● **WHAT IS ASKED**: Give the count of lines holding the string "смесей" and nothing else.

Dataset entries
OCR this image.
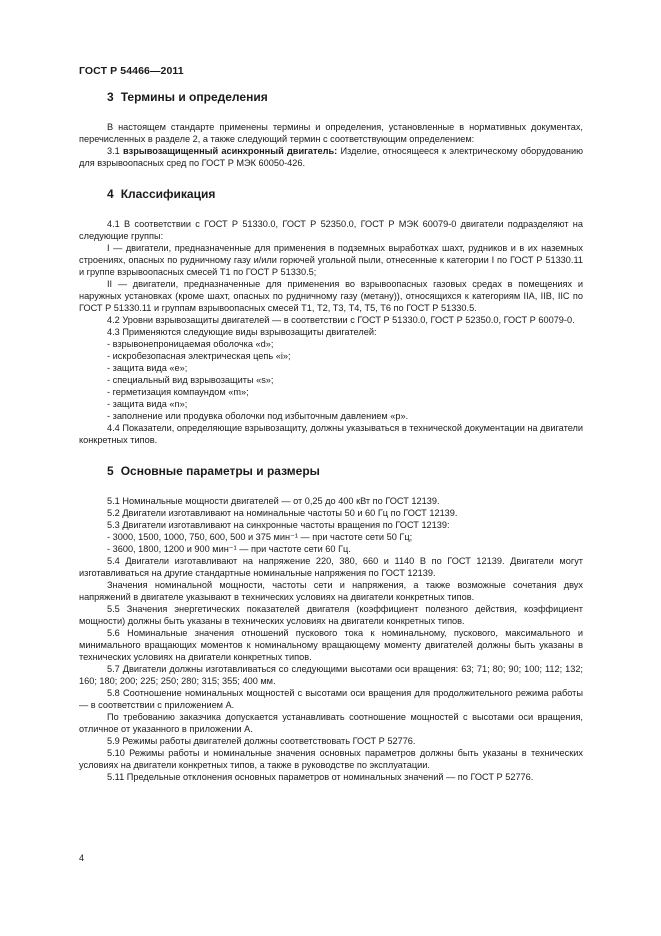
ГОСТ Р 54466—2011
3 Термины и определения

В настоящем стандарте применены термины и определения, установленные в нормативных документах, перечисленных в разделе 2, а также следующий термин с соответствующим определением:

3.1 взрывозащищенный асинхронный двигатель: Изделие, относящееся к электрическому оборудованию для взрывоопасных сред по ГОСТ Р МЭК 60050-426.

4 Классификация

4.1 В соответствии с ГОСТ Р 51330.0, ГОСТ Р 52350.0, ГОСТ Р МЭК 60079-0 двигатели подразделяют на следующие группы:

I — двигатели, предназначенные для применения в подземных выработках шахт, рудников и в их наземных строениях, опасных по рудничному газу и/или горючей угольной пыли, отнесенные к категории I по ГОСТ Р 51330.11 и группе взрывоопасных смесей Т1 по ГОСТ Р 51330.5;

II — двигатели, предназначенные для применения во взрывоопасных газовых средах в помещениях и наружных установках (кроме шахт, опасных по рудничному газу (метану)), относящихся к категориям IIA, IIB, IIC по ГОСТ Р 51330.11 и группам взрывоопасных смесей Т1, Т2, Т3, Т4, Т5, Т6 по ГОСТ Р 51330.5.

4.2 Уровни взрывозащиты двигателей — в соответствии с ГОСТ Р 51330.0, ГОСТ Р 52350.0, ГОСТ Р 60079-0.

4.3 Применяются следующие виды взрывозащиты двигателей:

- взрывонепроницаемая оболочка «d»;

- искробезопасная электрическая цепь «i»;

- защита вида «е»;

- специальный вид взрывозащиты «s»;

- герметизация компаундом «m»;

- защита вида «n»;

- заполнение или продувка оболочки под избыточным давлением «р».

4.4 Показатели, определяющие взрывозащиту, должны указываться в технической документации на двигатели конкретных типов.

5 Основные параметры и размеры

5.1 Номинальные мощности двигателей — от 0,25 до 400 кВт по ГОСТ 12139.

5.2 Двигатели изготавливают на номинальные частоты 50 и 60 Гц по ГОСТ 12139.

5.3 Двигатели изготавливают на синхронные частоты вращения по ГОСТ 12139:

- 3000, 1500, 1000, 750, 600, 500 и 375 мин⁻¹ — при частоте сети 50 Гц;

- 3600, 1800, 1200 и 900 мин⁻¹ — при частоте сети 60 Гц.

5.4 Двигатели изготавливают на напряжение 220, 380, 660 и 1140 В по ГОСТ 12139. Двигатели могут изготавливаться на другие стандартные номинальные напряжения по ГОСТ 12139.

Значения номинальной мощности, частоты сети и напряжения, а также возможные сочетания двух напряжений в двигателе указывают в технических условиях на двигатели конкретных типов.

5.5 Значения энергетических показателей двигателя (коэффициент полезного действия, коэффициент мощности) должны быть указаны в технических условиях на двигатели конкретных типов.

5.6 Номинальные значения отношений пускового тока к номинальному, пускового, максимального и минимального вращающих моментов к номинальному вращающему моменту двигателей должны быть указаны в технических условиях на двигатели конкретных типов.

5.7 Двигатели должны изготавливаться со следующими высотами оси вращения: 63; 71; 80; 90; 100; 112; 132; 160; 180; 200; 225; 250; 280; 315; 355; 400 мм.

5.8 Соотношение номинальных мощностей с высотами оси вращения для продолжительного режима работы — в соответствии с приложением А.

По требованию заказчика допускается устанавливать соотношение мощностей с высотами оси вращения, отличное от указанного в приложении А.

5.9 Режимы работы двигателей должны соответствовать ГОСТ Р 52776.

5.10 Режимы работы и номинальные значения основных параметров должны быть указаны в технических условиях на двигатели конкретных типов, а также в руководстве по эксплуатации.

5.11 Предельные отклонения основных параметров от номинальных значений — по ГОСТ Р 52776.

4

● **TASK OUTPUT**: 2